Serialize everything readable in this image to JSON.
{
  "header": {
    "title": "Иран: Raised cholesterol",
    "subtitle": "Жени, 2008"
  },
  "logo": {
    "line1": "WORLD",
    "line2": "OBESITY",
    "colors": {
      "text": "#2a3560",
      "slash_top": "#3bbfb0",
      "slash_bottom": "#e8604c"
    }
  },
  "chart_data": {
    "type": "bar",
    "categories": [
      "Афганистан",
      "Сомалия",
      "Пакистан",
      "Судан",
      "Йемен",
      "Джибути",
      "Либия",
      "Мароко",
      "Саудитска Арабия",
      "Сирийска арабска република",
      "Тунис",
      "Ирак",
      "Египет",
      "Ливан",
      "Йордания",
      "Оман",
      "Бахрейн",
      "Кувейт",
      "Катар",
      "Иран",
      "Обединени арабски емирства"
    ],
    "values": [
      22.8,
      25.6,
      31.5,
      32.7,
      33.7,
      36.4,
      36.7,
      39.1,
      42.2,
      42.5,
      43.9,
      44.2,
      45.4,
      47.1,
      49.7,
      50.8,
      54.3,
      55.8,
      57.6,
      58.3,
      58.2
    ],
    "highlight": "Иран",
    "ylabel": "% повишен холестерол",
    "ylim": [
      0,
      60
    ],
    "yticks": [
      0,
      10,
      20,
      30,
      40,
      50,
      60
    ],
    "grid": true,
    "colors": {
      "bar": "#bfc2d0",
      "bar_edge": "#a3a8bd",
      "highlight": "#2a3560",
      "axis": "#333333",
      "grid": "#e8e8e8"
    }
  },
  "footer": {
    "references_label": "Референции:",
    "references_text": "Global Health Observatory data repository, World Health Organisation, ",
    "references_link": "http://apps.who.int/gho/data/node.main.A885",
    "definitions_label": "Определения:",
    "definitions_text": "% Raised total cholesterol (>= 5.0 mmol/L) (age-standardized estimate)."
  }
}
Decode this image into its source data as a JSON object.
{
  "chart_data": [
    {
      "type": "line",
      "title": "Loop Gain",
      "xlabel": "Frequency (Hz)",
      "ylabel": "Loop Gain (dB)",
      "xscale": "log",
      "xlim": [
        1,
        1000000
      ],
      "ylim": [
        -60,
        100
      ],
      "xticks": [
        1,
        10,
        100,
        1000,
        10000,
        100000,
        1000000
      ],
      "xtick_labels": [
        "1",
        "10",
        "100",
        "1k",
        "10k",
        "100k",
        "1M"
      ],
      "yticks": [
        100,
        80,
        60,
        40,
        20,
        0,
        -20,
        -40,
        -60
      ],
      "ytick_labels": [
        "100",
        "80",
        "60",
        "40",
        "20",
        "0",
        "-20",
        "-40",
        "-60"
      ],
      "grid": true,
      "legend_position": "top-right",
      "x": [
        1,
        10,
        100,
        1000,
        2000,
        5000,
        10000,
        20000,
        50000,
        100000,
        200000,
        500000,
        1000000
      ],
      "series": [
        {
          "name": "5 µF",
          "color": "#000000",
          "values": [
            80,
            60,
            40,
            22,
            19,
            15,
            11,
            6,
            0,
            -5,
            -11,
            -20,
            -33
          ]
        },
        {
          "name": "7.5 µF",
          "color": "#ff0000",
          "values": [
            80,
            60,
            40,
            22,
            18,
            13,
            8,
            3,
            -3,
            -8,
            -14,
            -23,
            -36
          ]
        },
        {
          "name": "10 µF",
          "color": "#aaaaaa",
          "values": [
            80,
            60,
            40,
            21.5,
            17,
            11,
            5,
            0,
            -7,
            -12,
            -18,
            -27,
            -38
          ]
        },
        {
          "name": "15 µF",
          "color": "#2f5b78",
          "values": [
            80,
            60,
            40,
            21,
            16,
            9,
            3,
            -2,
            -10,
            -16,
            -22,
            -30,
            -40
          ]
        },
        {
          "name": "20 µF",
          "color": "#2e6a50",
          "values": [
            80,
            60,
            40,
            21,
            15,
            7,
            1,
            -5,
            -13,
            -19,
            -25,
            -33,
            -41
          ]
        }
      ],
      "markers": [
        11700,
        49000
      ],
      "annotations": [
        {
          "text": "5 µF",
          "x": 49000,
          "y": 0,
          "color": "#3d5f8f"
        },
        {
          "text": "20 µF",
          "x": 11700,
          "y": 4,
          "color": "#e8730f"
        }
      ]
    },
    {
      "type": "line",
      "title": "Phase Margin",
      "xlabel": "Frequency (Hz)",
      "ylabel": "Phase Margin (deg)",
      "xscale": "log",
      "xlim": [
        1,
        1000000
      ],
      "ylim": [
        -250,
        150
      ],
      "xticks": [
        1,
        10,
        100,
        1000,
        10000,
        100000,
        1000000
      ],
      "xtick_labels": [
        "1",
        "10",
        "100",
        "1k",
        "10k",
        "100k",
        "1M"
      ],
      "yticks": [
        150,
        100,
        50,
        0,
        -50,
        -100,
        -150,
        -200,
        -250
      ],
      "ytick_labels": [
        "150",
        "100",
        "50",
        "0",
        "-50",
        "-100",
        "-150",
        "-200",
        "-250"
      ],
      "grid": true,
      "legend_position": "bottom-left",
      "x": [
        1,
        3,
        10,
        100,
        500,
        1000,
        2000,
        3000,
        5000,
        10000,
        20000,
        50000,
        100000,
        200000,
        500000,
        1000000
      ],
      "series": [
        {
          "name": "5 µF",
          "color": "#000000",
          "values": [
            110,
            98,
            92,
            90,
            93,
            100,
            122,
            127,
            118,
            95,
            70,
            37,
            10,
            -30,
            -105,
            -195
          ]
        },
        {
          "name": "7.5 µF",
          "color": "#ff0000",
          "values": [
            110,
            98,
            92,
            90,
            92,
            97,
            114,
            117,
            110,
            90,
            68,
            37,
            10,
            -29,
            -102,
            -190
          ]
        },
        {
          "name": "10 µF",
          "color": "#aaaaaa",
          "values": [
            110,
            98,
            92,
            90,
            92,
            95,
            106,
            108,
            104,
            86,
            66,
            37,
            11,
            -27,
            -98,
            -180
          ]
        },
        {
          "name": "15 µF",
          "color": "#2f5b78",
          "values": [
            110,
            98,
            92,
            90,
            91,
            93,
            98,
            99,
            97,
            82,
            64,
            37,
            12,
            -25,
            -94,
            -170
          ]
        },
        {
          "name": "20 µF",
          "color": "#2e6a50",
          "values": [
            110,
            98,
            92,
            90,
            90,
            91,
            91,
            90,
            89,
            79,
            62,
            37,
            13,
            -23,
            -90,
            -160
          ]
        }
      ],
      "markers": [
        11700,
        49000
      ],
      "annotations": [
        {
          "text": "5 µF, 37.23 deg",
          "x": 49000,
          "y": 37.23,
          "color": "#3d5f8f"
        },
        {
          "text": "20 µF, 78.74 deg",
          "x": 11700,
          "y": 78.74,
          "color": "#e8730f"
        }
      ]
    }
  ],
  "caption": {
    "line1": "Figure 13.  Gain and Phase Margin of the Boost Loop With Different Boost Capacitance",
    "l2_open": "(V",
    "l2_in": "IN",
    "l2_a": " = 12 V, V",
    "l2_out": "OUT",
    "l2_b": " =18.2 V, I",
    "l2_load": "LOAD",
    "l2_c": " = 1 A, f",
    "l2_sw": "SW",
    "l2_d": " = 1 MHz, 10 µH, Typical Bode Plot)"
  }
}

PROBLEM DETAILS
Repeat the entries shown above, every one, word for word.

SOLUTION TO THIS TASK
Serialize everything readable in this image to JSON.
{
  "header": {
    "title": "Иран: Raised cholesterol",
    "subtitle": "Жени, 2008"
  },
  "logo": {
    "line1": "WORLD",
    "line2": "OBESITY",
    "colors": {
      "text": "#2a3560",
      "slash_top": "#3bbfb0",
      "slash_bottom": "#e8604c"
    }
  },
  "chart_data": {
    "type": "bar",
    "categories": [
      "Афганистан",
      "Сомалия",
      "Пакистан",
      "Судан",
      "Йемен",
      "Джибути",
      "Либия",
      "Мароко",
      "Саудитска Арабия",
      "Сирийска арабска република",
      "Тунис",
      "Ирак",
      "Египет",
      "Ливан",
      "Йордания",
      "Оман",
      "Бахрейн",
      "Кувейт",
      "Катар",
      "Иран",
      "Обединени арабски емирства"
    ],
    "values": [
      22.8,
      25.6,
      31.5,
      32.7,
      33.7,
      36.4,
      36.7,
      39.1,
      42.2,
      42.5,
      43.9,
      44.2,
      45.4,
      47.1,
      49.7,
      50.8,
      54.3,
      55.8,
      57.6,
      58.3,
      58.2
    ],
    "highlight": "Иран",
    "ylabel": "% повишен холестерол",
    "ylim": [
      0,
      60
    ],
    "yticks": [
      0,
      10,
      20,
      30,
      40,
      50,
      60
    ],
    "grid": true,
    "colors": {
      "bar": "#bfc2d0",
      "bar_edge": "#a3a8bd",
      "highlight": "#2a3560",
      "axis": "#333333",
      "grid": "#e8e8e8"
    }
  },
  "footer": {
    "references_label": "Референции:",
    "references_text": "Global Health Observatory data repository, World Health Organisation, ",
    "references_link": "http://apps.who.int/gho/data/node.main.A885",
    "definitions_label": "Определения:",
    "definitions_text": "% Raised total cholesterol (>= 5.0 mmol/L) (age-standardized estimate)."
  }
}
Decode this image into its source data as a JSON object.
{
  "chart_data": [
    {
      "type": "line",
      "title": "Loop Gain",
      "xlabel": "Frequency (Hz)",
      "ylabel": "Loop Gain (dB)",
      "xscale": "log",
      "xlim": [
        1,
        1000000
      ],
      "ylim": [
        -60,
        100
      ],
      "xticks": [
        1,
        10,
        100,
        1000,
        10000,
        100000,
        1000000
      ],
      "xtick_labels": [
        "1",
        "10",
        "100",
        "1k",
        "10k",
        "100k",
        "1M"
      ],
      "yticks": [
        100,
        80,
        60,
        40,
        20,
        0,
        -20,
        -40,
        -60
      ],
      "ytick_labels": [
        "100",
        "80",
        "60",
        "40",
        "20",
        "0",
        "-20",
        "-40",
        "-60"
      ],
      "grid": true,
      "legend_position": "top-right",
      "x": [
        1,
        10,
        100,
        1000,
        2000,
        5000,
        10000,
        20000,
        50000,
        100000,
        200000,
        500000,
        1000000
      ],
      "series": [
        {
          "name": "5 µF",
          "color": "#000000",
          "values": [
            80,
            60,
            40,
            22,
            19,
            15,
            11,
            6,
            0,
            -5,
            -11,
            -20,
            -33
          ]
        },
        {
          "name": "7.5 µF",
          "color": "#ff0000",
          "values": [
            80,
            60,
            40,
            22,
            18,
            13,
            8,
            3,
            -3,
            -8,
            -14,
            -23,
            -36
          ]
        },
        {
          "name": "10 µF",
          "color": "#aaaaaa",
          "values": [
            80,
            60,
            40,
            21.5,
            17,
            11,
            5,
            0,
            -7,
            -12,
            -18,
            -27,
            -38
          ]
        },
        {
          "name": "15 µF",
          "color": "#2f5b78",
          "values": [
            80,
            60,
            40,
            21,
            16,
            9,
            3,
            -2,
            -10,
            -16,
            -22,
            -30,
            -40
          ]
        },
        {
          "name": "20 µF",
          "color": "#2e6a50",
          "values": [
            80,
            60,
            40,
            21,
            15,
            7,
            1,
            -5,
            -13,
            -19,
            -25,
            -33,
            -41
          ]
        }
      ],
      "markers": [
        11700,
        49000
      ],
      "annotations": [
        {
          "text": "5 µF",
          "x": 49000,
          "y": 0,
          "color": "#3d5f8f"
        },
        {
          "text": "20 µF",
          "x": 11700,
          "y": 4,
          "color": "#e8730f"
        }
      ]
    },
    {
      "type": "line",
      "title": "Phase Margin",
      "xlabel": "Frequency (Hz)",
      "ylabel": "Phase Margin (deg)",
      "xscale": "log",
      "xlim": [
        1,
        1000000
      ],
      "ylim": [
        -250,
        150
      ],
      "xticks": [
        1,
        10,
        100,
        1000,
        10000,
        100000,
        1000000
      ],
      "xtick_labels": [
        "1",
        "10",
        "100",
        "1k",
        "10k",
        "100k",
        "1M"
      ],
      "yticks": [
        150,
        100,
        50,
        0,
        -50,
        -100,
        -150,
        -200,
        -250
      ],
      "ytick_labels": [
        "150",
        "100",
        "50",
        "0",
        "-50",
        "-100",
        "-150",
        "-200",
        "-250"
      ],
      "grid": true,
      "legend_position": "bottom-left",
      "x": [
        1,
        3,
        10,
        100,
        500,
        1000,
        2000,
        3000,
        5000,
        10000,
        20000,
        50000,
        100000,
        200000,
        500000,
        1000000
      ],
      "series": [
        {
          "name": "5 µF",
          "color": "#000000",
          "values": [
            110,
            98,
            92,
            90,
            93,
            100,
            122,
            127,
            118,
            95,
            70,
            37,
            10,
            -30,
            -105,
            -195
          ]
        },
        {
          "name": "7.5 µF",
          "color": "#ff0000",
          "values": [
            110,
            98,
            92,
            90,
            92,
            97,
            114,
            117,
            110,
            90,
            68,
            37,
            10,
            -29,
            -102,
            -190
          ]
        },
        {
          "name": "10 µF",
          "color": "#aaaaaa",
          "values": [
            110,
            98,
            92,
            90,
            92,
            95,
            106,
            108,
            104,
            86,
            66,
            37,
            11,
            -27,
            -98,
            -180
          ]
        },
        {
          "name": "15 µF",
          "color": "#2f5b78",
          "values": [
            110,
            98,
            92,
            90,
            91,
            93,
            98,
            99,
            97,
            82,
            64,
            37,
            12,
            -25,
            -94,
            -170
          ]
        },
        {
          "name": "20 µF",
          "color": "#2e6a50",
          "values": [
            110,
            98,
            92,
            90,
            90,
            91,
            91,
            90,
            89,
            79,
            62,
            37,
            13,
            -23,
            -90,
            -160
          ]
        }
      ],
      "markers": [
        11700,
        49000
      ],
      "annotations": [
        {
          "text": "5 µF, 37.23 deg",
          "x": 49000,
          "y": 37.23,
          "color": "#3d5f8f"
        },
        {
          "text": "20 µF, 78.74 deg",
          "x": 11700,
          "y": 78.74,
          "color": "#e8730f"
        }
      ]
    }
  ],
  "caption": {
    "line1": "Figure 13.  Gain and Phase Margin of the Boost Loop With Different Boost Capacitance",
    "l2_open": "(V",
    "l2_in": "IN",
    "l2_a": " = 12 V, V",
    "l2_out": "OUT",
    "l2_b": " =18.2 V, I",
    "l2_load": "LOAD",
    "l2_c": " = 1 A, f",
    "l2_sw": "SW",
    "l2_d": " = 1 MHz, 10 µH, Typical Bode Plot)"
  }
}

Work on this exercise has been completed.